Saved entries:
====
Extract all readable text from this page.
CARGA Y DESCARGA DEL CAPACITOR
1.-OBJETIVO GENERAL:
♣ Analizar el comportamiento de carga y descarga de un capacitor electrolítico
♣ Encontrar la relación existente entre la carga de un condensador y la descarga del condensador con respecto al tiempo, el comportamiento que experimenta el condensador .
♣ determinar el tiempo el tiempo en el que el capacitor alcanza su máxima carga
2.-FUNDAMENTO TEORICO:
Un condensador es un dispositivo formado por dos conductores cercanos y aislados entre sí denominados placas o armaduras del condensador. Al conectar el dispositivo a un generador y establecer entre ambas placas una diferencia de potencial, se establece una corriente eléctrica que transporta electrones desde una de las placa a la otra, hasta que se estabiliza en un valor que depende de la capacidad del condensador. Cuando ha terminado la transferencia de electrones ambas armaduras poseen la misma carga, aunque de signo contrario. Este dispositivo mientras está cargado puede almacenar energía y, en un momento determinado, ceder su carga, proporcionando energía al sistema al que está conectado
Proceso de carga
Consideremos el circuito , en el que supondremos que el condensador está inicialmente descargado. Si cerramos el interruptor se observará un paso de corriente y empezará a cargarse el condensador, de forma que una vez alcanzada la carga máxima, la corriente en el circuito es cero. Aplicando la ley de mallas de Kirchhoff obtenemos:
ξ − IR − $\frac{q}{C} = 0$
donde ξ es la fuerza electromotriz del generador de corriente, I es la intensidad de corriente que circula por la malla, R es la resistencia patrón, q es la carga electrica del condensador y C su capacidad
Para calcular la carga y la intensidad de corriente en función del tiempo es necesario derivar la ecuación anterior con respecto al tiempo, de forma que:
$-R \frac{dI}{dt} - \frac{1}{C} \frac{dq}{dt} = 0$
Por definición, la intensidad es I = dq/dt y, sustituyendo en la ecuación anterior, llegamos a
====
WHAT THE EXERCISE ASKS
Pull out every line of the records above that contains the word "ecuación".

EXERCISE OUTPUT
Para calcular la carga y la intensidad de corriente en función del tiempo es necesario derivar la ecuación anterior con respecto al tiempo, de forma que:
Por definición, la intensidad es I = dq/dt y, sustituyendo en la ecuación anterior, llegamos a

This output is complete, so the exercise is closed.